### Data supplied

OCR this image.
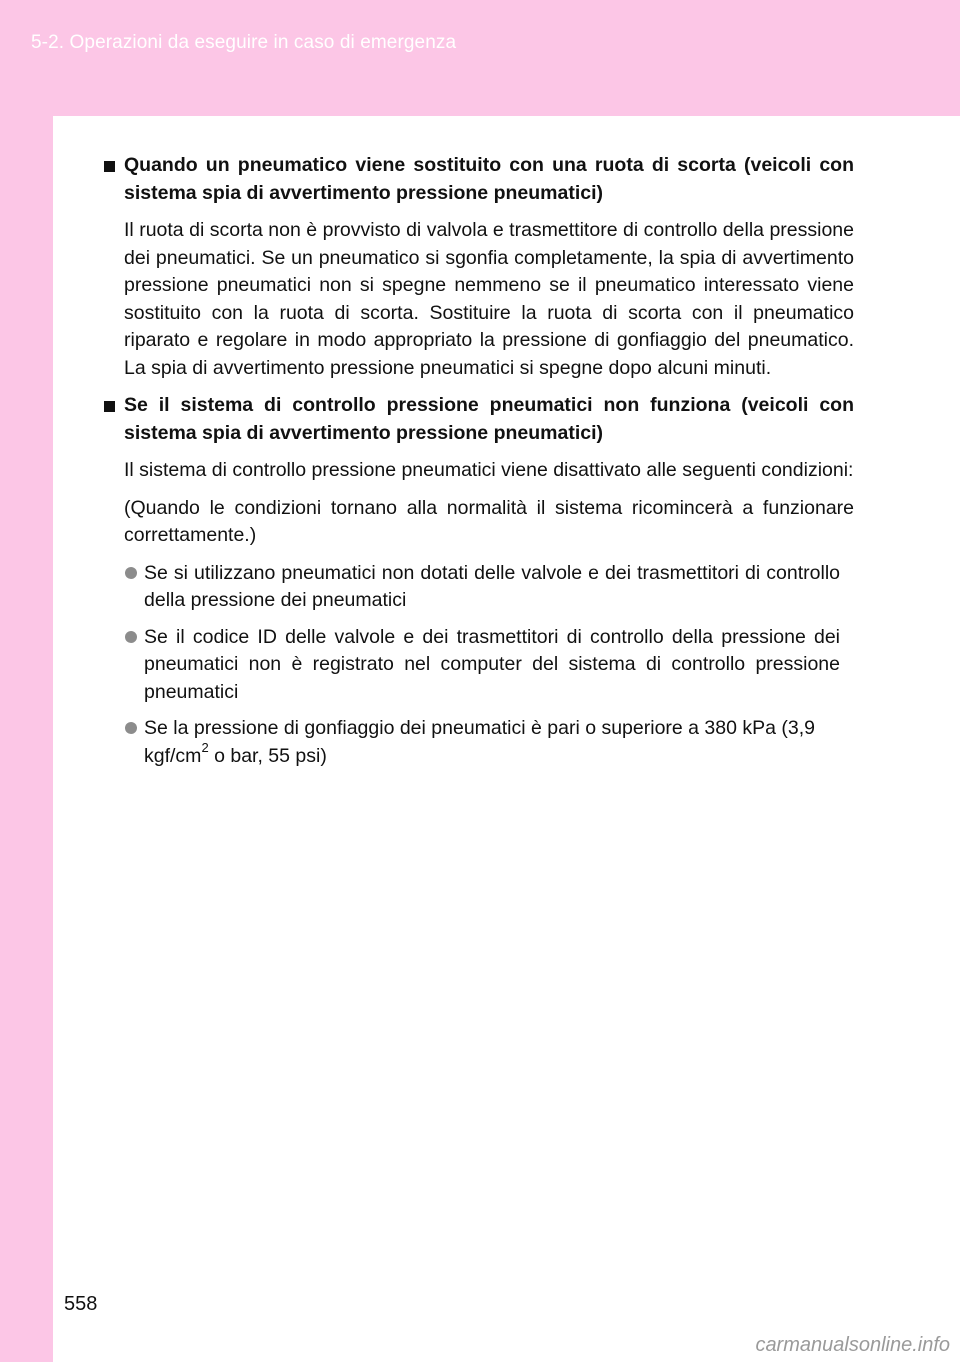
5-2. Operazioni da eseguire in caso di emergenza
Quando un pneumatico viene sostituito con una ruota di scorta (veicoli con sistema spia di avvertimento pressione pneumatici)
Il ruota di scorta non è provvisto di valvola e trasmettitore di controllo della pressione dei pneumatici. Se un pneumatico si sgonfia completamente, la spia di avvertimento pressione pneumatici non si spegne nemmeno se il pneumatico interessato viene sostituito con la ruota di scorta. Sostituire la ruota di scorta con il pneumatico riparato e regolare in modo appropriato la pressione di gonfiaggio del pneumatico. La spia di avvertimento pressione pneumatici si spegne dopo alcuni minuti.
Se il sistema di controllo pressione pneumatici non funziona (veicoli con sistema spia di avvertimento pressione pneumatici)
Il sistema di controllo pressione pneumatici viene disattivato alle seguenti condizioni:
(Quando le condizioni tornano alla normalità il sistema ricomincerà a funzionare correttamente.)
Se si utilizzano pneumatici non dotati delle valvole e dei trasmettitori di controllo della pressione dei pneumatici
Se il codice ID delle valvole e dei trasmettitori di controllo della pressione dei pneumatici non è registrato nel computer del sistema di controllo pressione pneumatici
Se la pressione di gonfiaggio dei pneumatici è pari o superiore a 380 kPa (3,9 kgf/$cm^2$ o bar, 55 psi)
558
carmanualsonline.info
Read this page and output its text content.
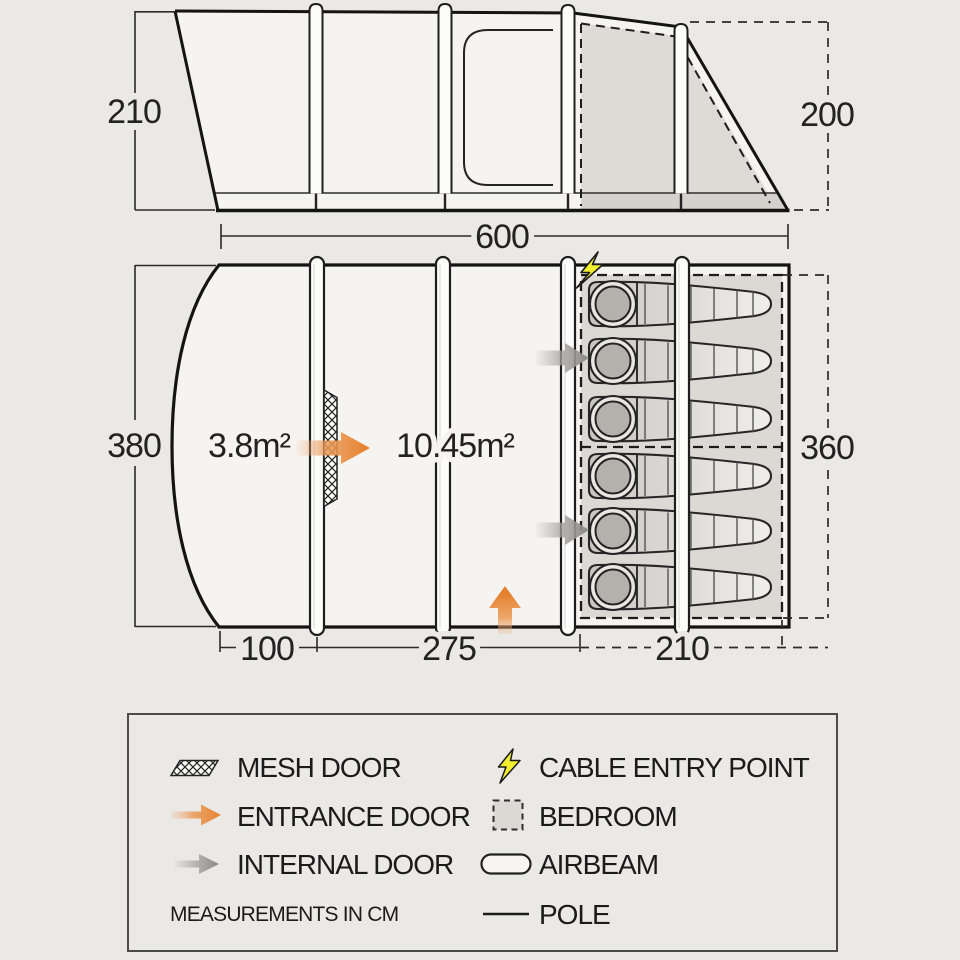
210	200
600
380 3.8m²	10.45m²	360
100	275	210
MESH DOOR
ENTRANCE DOOR
INTERNAL DOOR
MEASUREMENTS IN CM
CABLE ENTRY POINT
BEDROOM
AIRBEAM
POLE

######

• What the task requires: From the listing above, copy every line that holds the string "scorta".

• Exercise output:
Quando un pneumatico viene sostituito con una ruota di scorta (veicoli con sistema spia di avvertimento pressione pneumatici)
Il ruota di scorta non è provvisto di valvola e trasmettitore di controllo della pressione dei pneumatici. Se un pneumatico si sgonfia completamente, la spia di avvertimento pressione pneumatici non si spegne nemmeno se il pneumatico interessato viene sostituito con la ruota di scorta. Sostituire la ruota di scorta con il pneumatico riparato e regolare in modo appropriato la pressione di gonfiaggio del pneumatico. La spia di avvertimento pressione pneumatici si spegne dopo alcuni minuti.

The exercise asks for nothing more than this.